Brief 1: In the article on how babies choose what to learn, how many babies were shown the videos, and how old were they?
Brief 2: Resume the article on the Goldilocks study of infant learning, writing on from its final sentence.

Excerpt provided:
If It's "Just Right," Babies Will Learn

Babies learn best when selecting situations not too complex or not too simple

(RxWiki News) Goldilocks Baby tried the calculus problem but thought "Too hard!" She tried picking up a block. "Too easy!" She settled on putting rings on a post. "Just right!" And so babies learn.

The story of Goldilocks is more than a fairy tale when it comes to how children learn.

According to a new study, babies choose what activities to focus on in the same way that Goldilocks chose her porridge and beds.

"Provide your child with a range of easy and difficult toys."

Lead author Celeste Kidd of the department of Brain and Cognitive Sciences at the University of Rochester in New York and colleagues used eye-tracking and mathematical models to assess how babies learn.

They found that babies are looking for situations that are not too complex, but not too simple… that are just right for what they are developmentally capable of learning.

Kidd's team measured the complexity of certain tasks using probability in a video that sometimes showed surprising events. In the video, certain fun or familiar objects "appeared" from colorful boxes in a random order and location.

The more surprising or unexpected the appearance was compared to previous appearances, the more complex it was said to be.

The researchers showed the videos to 72 babies, aged 7 and 8 months, in dozens of short trials.

Record extracts:
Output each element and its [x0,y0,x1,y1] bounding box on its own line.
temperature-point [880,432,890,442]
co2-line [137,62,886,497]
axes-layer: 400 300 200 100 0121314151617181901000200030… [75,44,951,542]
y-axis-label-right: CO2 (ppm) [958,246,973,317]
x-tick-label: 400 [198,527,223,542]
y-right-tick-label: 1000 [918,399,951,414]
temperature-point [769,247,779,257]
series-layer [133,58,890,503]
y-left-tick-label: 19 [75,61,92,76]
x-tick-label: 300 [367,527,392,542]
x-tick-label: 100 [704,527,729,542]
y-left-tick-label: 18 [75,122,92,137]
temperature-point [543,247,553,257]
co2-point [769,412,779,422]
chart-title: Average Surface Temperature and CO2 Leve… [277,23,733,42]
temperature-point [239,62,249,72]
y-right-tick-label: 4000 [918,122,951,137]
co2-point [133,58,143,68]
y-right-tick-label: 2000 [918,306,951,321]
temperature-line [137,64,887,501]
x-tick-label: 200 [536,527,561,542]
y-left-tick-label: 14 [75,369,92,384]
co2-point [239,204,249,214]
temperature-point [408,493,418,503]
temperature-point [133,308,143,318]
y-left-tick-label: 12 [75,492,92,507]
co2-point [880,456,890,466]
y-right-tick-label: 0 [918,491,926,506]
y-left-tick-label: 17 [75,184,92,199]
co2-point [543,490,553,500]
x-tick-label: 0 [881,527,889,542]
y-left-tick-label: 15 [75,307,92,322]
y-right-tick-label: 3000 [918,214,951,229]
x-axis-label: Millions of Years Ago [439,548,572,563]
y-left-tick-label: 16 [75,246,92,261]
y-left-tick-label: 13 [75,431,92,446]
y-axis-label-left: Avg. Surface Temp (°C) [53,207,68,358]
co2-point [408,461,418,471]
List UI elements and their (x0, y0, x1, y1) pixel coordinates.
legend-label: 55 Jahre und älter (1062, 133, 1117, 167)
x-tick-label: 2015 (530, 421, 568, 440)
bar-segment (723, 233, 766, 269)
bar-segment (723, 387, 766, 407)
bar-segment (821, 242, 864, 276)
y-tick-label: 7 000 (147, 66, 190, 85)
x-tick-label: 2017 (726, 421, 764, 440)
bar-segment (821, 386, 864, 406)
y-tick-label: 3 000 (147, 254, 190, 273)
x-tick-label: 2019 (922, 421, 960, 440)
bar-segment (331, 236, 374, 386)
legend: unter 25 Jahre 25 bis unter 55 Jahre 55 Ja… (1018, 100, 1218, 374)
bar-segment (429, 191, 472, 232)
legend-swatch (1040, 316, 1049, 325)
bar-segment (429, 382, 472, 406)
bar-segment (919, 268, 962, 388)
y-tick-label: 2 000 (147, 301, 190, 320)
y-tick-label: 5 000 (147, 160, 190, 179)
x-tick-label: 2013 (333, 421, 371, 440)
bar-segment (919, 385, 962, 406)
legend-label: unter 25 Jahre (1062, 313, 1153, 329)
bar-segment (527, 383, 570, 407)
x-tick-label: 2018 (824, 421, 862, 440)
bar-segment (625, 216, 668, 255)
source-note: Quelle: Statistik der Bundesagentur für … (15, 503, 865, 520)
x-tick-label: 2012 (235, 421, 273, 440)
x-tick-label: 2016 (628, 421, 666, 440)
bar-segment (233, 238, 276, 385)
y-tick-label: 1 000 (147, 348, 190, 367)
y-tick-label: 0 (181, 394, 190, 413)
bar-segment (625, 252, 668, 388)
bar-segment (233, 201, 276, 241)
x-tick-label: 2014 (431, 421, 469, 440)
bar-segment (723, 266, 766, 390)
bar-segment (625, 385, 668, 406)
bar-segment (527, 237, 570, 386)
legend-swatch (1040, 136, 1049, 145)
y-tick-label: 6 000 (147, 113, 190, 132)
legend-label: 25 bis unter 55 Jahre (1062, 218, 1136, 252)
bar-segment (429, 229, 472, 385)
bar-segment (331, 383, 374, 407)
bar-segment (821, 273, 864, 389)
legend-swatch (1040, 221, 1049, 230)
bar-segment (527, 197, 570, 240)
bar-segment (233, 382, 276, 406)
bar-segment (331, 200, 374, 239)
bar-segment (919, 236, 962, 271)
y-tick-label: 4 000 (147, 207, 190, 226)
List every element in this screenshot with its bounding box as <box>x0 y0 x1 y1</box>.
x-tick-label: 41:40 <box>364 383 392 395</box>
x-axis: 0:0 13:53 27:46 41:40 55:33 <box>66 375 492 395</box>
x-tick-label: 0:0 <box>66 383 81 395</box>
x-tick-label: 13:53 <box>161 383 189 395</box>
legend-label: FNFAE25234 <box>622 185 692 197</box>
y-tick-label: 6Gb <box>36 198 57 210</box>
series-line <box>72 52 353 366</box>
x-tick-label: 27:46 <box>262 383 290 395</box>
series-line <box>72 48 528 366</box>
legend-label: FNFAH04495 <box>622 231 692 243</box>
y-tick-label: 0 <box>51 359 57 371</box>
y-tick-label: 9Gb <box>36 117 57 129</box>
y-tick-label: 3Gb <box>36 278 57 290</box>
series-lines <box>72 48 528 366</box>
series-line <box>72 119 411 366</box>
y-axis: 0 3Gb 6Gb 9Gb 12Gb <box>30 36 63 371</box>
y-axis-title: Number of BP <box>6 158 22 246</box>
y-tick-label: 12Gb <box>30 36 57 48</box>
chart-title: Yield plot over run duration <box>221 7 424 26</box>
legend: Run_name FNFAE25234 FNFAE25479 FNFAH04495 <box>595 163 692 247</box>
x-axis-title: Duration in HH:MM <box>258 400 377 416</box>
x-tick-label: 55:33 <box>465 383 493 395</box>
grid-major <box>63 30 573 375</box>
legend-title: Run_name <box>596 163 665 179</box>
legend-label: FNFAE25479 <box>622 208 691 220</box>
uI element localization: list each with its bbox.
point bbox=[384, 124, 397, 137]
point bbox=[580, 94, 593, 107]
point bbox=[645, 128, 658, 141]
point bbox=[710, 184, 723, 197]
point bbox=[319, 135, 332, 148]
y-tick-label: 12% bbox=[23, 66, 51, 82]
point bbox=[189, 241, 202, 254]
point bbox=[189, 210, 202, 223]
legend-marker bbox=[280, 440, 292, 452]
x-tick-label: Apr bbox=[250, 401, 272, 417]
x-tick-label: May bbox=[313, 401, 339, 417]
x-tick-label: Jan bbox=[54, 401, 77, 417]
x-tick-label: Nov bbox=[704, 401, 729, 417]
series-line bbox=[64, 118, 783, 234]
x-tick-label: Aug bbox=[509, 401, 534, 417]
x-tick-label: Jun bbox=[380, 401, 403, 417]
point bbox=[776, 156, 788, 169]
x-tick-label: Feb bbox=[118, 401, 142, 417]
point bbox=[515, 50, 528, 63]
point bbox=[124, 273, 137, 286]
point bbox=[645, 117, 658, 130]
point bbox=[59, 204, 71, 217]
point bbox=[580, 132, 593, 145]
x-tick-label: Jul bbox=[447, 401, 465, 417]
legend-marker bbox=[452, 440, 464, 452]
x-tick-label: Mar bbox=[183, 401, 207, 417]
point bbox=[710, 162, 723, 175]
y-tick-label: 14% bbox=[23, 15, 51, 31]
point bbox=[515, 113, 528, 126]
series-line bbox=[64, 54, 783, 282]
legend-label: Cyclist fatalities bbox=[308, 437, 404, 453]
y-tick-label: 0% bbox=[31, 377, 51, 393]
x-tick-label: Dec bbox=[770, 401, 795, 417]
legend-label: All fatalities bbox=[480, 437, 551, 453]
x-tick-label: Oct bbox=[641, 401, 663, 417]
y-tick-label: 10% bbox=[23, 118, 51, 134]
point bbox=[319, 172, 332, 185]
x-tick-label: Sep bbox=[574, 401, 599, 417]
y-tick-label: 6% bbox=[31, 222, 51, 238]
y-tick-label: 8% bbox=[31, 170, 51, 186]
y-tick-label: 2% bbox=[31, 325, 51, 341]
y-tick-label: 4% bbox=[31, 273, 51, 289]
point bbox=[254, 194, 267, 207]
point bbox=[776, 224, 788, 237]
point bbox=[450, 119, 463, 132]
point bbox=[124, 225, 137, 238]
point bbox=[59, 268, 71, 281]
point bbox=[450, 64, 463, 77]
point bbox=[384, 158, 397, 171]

Task response 1: 72 babies, aged 7 and 8 months.

Task response 2:
For the study, the babies sat in a darkened room on the lap of their parent. The parents listened to music on headphones and had a visor covering their eyes so they could not inadvertently affect their child's choices during the trial.

Meanwhile, an eye-tracking device attached to the TV measured where the babies' eyes looked.

If they continued to look at the TV, the mysteriously appearing objects continued to mysteriously appear. If they looked away, the video stopped.

The babies learned early in the trial that they had the power to control the continuation of the video by their decision to continue looking at it.

The researchers found that the babies lost interest pretty quickly if the video's surprises became too predictable. But when the videos became more complex, when the appearance of objects was too random and confusing, the babies also looked away.

"The study suggests that babies are not only attracted by what is happening, but they are able to predict what happens next based on what they have already observed," said Kidd. "They are not passive sponges. They are active information seekers looking for the best information they can find."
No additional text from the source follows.